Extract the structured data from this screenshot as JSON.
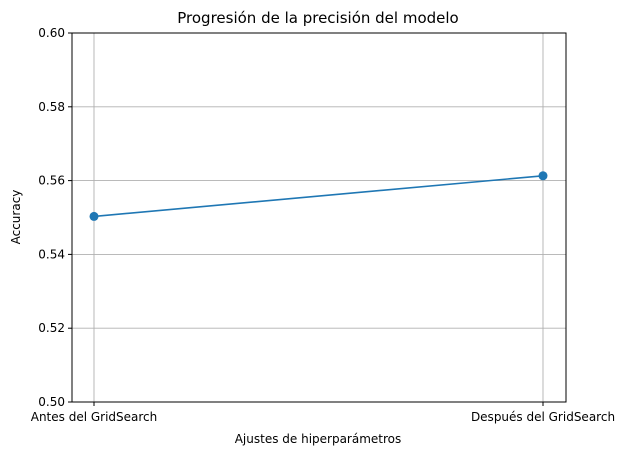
{
  "chart_data": {
    "type": "line",
    "title": "Progresión de la precisión del modelo",
    "xlabel": "Ajustes de hiperparámetros",
    "ylabel": "Accuracy",
    "categories": [
      "Antes del GridSearch",
      "Después del GridSearch"
    ],
    "series": [
      {
        "values": [
          0.5503,
          0.5613
        ],
        "color": "#1f77b4",
        "marker": "circle"
      }
    ],
    "ylim": [
      0.5,
      0.6
    ],
    "yticks": [
      0.5,
      0.52,
      0.54,
      0.56,
      0.58,
      0.6
    ],
    "ytick_labels": [
      "0.50",
      "0.52",
      "0.54",
      "0.56",
      "0.58",
      "0.60"
    ],
    "grid": true,
    "legend": "none"
  }
}
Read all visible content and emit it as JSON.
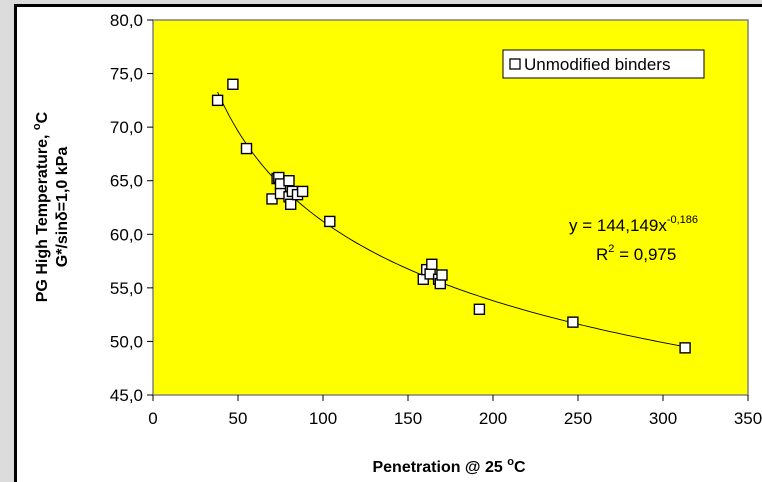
{
  "chart_data": {
    "type": "scatter",
    "xlabel_main": "Penetration @ 25 ",
    "xlabel_sup": "o",
    "xlabel_unit": "C",
    "ylabel_line1_main": "PG High Temperature, ",
    "ylabel_line1_sup": "o",
    "ylabel_line1_unit": "C",
    "ylabel_line2_pre": "G*/sin",
    "ylabel_line2_delta": "δ",
    "ylabel_line2_post": "=1,0 kPa",
    "xlim": [
      0,
      350
    ],
    "ylim": [
      45,
      80
    ],
    "xticks": [
      0,
      50,
      100,
      150,
      200,
      250,
      300,
      350
    ],
    "xtick_labels": [
      "0",
      "50",
      "100",
      "150",
      "200",
      "250",
      "300",
      "350"
    ],
    "yticks": [
      45,
      50,
      55,
      60,
      65,
      70,
      75,
      80
    ],
    "ytick_labels": [
      "45,0",
      "50,0",
      "55,0",
      "60,0",
      "65,0",
      "70,0",
      "75,0",
      "80,0"
    ],
    "grid": false,
    "legend": {
      "position": "top-right",
      "entries": [
        "Unmodified binders"
      ]
    },
    "plot_background": "#ffff00",
    "marker_fill": "#ffffff",
    "marker_stroke": "#000000",
    "series": [
      {
        "name": "Unmodified binders",
        "marker": "square",
        "points": [
          [
            38,
            72.5
          ],
          [
            47,
            74.0
          ],
          [
            55,
            68.0
          ],
          [
            70,
            63.3
          ],
          [
            73,
            65.2
          ],
          [
            74,
            65.3
          ],
          [
            75,
            64.7
          ],
          [
            75,
            63.8
          ],
          [
            80,
            65.0
          ],
          [
            80,
            63.5
          ],
          [
            81,
            62.8
          ],
          [
            82,
            64.0
          ],
          [
            85,
            63.7
          ],
          [
            88,
            64.0
          ],
          [
            104,
            61.2
          ],
          [
            159,
            55.8
          ],
          [
            161,
            56.7
          ],
          [
            163,
            56.3
          ],
          [
            164,
            57.2
          ],
          [
            168,
            55.8
          ],
          [
            169,
            55.4
          ],
          [
            170,
            56.2
          ],
          [
            192,
            53.0
          ],
          [
            247,
            51.8
          ],
          [
            313,
            49.4
          ]
        ]
      }
    ],
    "trendline": {
      "type": "power",
      "coefficient": 144.149,
      "exponent": -0.186,
      "x_range": [
        38,
        313
      ]
    },
    "annotations": {
      "equation_prefix": "y = 144,149x",
      "equation_exponent": "-0,186",
      "r2_prefix": "R",
      "r2_sup": "2",
      "r2_value": " = 0,975"
    }
  }
}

* WORK INSTRUCTIONS: Write out the entries above word for word. Do not include the pictures.

* OUTPUT FOR THIS EXERCISE:
Extract the structured data from this screenshot as JSON.
{
  "chart_data": {
    "type": "line",
    "title": "Progresión de la precisión del modelo",
    "xlabel": "Ajustes de hiperparámetros",
    "ylabel": "Accuracy",
    "categories": [
      "Antes del GridSearch",
      "Después del GridSearch"
    ],
    "series": [
      {
        "values": [
          0.5503,
          0.5613
        ],
        "color": "#1f77b4",
        "marker": "circle"
      }
    ],
    "ylim": [
      0.5,
      0.6
    ],
    "yticks": [
      0.5,
      0.52,
      0.54,
      0.56,
      0.58,
      0.6
    ],
    "ytick_labels": [
      "0.50",
      "0.52",
      "0.54",
      "0.56",
      "0.58",
      "0.60"
    ],
    "grid": true,
    "legend": "none"
  }
}
Read all visible content and emit it as JSON.
{
  "chart_data": {
    "type": "scatter",
    "xlabel_main": "Penetration @ 25 ",
    "xlabel_sup": "o",
    "xlabel_unit": "C",
    "ylabel_line1_main": "PG High Temperature, ",
    "ylabel_line1_sup": "o",
    "ylabel_line1_unit": "C",
    "ylabel_line2_pre": "G*/sin",
    "ylabel_line2_delta": "δ",
    "ylabel_line2_post": "=1,0 kPa",
    "xlim": [
      0,
      350
    ],
    "ylim": [
      45,
      80
    ],
    "xticks": [
      0,
      50,
      100,
      150,
      200,
      250,
      300,
      350
    ],
    "xtick_labels": [
      "0",
      "50",
      "100",
      "150",
      "200",
      "250",
      "300",
      "350"
    ],
    "yticks": [
      45,
      50,
      55,
      60,
      65,
      70,
      75,
      80
    ],
    "ytick_labels": [
      "45,0",
      "50,0",
      "55,0",
      "60,0",
      "65,0",
      "70,0",
      "75,0",
      "80,0"
    ],
    "grid": false,
    "legend": {
      "position": "top-right",
      "entries": [
        "Unmodified binders"
      ]
    },
    "plot_background": "#ffff00",
    "marker_fill": "#ffffff",
    "marker_stroke": "#000000",
    "series": [
      {
        "name": "Unmodified binders",
        "marker": "square",
        "points": [
          [
            38,
            72.5
          ],
          [
            47,
            74.0
          ],
          [
            55,
            68.0
          ],
          [
            70,
            63.3
          ],
          [
            73,
            65.2
          ],
          [
            74,
            65.3
          ],
          [
            75,
            64.7
          ],
          [
            75,
            63.8
          ],
          [
            80,
            65.0
          ],
          [
            80,
            63.5
          ],
          [
            81,
            62.8
          ],
          [
            82,
            64.0
          ],
          [
            85,
            63.7
          ],
          [
            88,
            64.0
          ],
          [
            104,
            61.2
          ],
          [
            159,
            55.8
          ],
          [
            161,
            56.7
          ],
          [
            163,
            56.3
          ],
          [
            164,
            57.2
          ],
          [
            168,
            55.8
          ],
          [
            169,
            55.4
          ],
          [
            170,
            56.2
          ],
          [
            192,
            53.0
          ],
          [
            247,
            51.8
          ],
          [
            313,
            49.4
          ]
        ]
      }
    ],
    "trendline": {
      "type": "power",
      "coefficient": 144.149,
      "exponent": -0.186,
      "x_range": [
        38,
        313
      ]
    },
    "annotations": {
      "equation_prefix": "y = 144,149x",
      "equation_exponent": "-0,186",
      "r2_prefix": "R",
      "r2_sup": "2",
      "r2_value": " = 0,975"
    }
  }
}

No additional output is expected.